= DIRECTION =
Copy each line of the records that holds the string "JSON".

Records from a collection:

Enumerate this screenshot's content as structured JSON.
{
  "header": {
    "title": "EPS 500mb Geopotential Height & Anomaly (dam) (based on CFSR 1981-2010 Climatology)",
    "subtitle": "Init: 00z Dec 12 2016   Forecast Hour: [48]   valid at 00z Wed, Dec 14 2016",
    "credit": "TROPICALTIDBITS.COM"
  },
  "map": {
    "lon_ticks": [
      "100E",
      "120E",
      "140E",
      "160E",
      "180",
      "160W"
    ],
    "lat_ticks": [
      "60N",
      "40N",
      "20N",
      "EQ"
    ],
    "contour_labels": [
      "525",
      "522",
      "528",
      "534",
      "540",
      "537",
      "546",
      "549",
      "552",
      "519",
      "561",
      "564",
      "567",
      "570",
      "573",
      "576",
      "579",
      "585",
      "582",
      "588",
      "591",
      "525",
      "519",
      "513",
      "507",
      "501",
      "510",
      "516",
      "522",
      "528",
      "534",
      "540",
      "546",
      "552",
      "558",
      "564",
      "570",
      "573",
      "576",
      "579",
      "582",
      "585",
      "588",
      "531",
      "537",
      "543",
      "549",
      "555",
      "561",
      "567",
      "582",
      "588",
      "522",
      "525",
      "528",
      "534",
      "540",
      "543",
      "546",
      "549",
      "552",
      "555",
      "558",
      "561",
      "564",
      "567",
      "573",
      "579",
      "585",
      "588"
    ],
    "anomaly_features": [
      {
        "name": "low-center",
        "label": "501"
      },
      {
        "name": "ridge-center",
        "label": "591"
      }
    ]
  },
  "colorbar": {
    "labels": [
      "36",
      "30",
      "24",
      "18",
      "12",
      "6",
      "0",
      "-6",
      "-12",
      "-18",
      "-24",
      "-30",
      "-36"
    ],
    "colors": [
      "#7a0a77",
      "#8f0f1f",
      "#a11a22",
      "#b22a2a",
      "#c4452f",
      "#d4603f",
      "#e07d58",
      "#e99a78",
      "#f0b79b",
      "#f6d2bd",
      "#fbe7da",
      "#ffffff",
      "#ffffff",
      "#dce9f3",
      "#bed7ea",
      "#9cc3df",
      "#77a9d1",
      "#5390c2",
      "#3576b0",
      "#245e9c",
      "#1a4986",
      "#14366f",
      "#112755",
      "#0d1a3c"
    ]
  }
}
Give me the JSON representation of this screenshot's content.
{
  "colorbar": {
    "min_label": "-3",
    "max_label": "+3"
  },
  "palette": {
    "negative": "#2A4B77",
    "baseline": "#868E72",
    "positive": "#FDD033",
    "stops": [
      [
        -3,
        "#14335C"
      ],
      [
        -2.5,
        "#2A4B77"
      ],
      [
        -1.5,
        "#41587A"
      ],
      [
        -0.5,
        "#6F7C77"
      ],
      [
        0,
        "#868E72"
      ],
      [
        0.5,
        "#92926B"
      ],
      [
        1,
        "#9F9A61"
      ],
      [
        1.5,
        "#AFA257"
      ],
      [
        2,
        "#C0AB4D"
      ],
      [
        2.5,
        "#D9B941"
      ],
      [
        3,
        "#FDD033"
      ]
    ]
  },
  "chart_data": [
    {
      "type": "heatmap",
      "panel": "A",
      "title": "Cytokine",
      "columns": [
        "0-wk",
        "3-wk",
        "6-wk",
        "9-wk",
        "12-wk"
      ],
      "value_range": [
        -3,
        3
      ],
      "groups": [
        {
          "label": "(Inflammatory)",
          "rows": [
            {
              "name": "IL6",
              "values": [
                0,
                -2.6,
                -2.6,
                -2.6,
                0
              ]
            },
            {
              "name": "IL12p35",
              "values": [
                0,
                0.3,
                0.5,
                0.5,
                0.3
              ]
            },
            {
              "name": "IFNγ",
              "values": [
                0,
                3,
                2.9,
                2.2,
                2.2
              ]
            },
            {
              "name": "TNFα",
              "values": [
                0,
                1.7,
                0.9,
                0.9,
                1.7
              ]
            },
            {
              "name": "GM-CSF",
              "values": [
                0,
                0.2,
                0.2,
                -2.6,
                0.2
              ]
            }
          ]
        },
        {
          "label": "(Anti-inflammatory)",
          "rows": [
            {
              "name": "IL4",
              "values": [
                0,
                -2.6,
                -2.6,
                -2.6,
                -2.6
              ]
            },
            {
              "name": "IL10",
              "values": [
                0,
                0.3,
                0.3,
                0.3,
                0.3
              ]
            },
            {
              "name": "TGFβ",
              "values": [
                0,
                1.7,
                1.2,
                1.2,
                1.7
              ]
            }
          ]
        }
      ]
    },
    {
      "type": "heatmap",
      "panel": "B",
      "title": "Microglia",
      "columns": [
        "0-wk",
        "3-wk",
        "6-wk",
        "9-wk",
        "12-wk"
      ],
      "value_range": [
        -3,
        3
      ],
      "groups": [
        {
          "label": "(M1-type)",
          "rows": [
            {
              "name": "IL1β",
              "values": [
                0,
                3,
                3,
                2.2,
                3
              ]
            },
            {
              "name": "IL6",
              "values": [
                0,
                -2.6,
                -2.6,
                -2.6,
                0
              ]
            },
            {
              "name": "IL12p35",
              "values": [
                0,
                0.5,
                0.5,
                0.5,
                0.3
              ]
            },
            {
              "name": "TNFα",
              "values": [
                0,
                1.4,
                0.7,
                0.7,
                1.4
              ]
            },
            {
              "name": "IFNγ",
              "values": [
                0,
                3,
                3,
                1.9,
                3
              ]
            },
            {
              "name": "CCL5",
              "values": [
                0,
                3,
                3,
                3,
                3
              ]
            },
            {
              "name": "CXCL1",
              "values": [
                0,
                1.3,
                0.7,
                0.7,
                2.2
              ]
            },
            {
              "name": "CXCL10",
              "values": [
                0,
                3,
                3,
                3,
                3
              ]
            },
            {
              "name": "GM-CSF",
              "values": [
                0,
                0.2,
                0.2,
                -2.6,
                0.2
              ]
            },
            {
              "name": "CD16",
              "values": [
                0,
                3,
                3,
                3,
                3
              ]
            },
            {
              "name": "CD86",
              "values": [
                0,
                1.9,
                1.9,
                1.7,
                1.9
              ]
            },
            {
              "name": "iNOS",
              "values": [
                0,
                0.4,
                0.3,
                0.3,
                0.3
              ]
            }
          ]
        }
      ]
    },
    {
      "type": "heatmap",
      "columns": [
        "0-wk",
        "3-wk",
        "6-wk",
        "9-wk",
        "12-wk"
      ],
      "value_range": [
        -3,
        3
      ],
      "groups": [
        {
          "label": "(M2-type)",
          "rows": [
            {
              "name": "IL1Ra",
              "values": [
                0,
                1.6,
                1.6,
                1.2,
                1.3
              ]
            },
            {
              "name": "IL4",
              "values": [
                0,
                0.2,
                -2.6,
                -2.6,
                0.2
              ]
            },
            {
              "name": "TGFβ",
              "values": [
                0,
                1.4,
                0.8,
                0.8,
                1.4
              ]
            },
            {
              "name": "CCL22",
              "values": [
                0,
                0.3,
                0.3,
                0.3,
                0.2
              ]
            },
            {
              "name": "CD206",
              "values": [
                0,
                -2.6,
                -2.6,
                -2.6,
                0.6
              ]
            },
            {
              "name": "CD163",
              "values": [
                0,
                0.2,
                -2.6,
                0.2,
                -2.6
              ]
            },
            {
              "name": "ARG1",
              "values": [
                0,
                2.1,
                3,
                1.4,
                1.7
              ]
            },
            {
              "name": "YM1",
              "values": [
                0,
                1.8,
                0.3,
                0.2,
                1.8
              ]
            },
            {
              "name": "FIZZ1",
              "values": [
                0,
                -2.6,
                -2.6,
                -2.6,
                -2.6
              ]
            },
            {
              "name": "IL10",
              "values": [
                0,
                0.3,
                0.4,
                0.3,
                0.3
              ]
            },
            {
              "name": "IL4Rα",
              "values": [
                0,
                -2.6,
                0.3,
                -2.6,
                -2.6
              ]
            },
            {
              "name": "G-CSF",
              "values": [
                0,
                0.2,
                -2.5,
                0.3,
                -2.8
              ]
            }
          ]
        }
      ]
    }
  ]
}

= FULL ANSWER =
Enumerate this screenshot's content as structured JSON.
Give me the JSON representation of this screenshot's content.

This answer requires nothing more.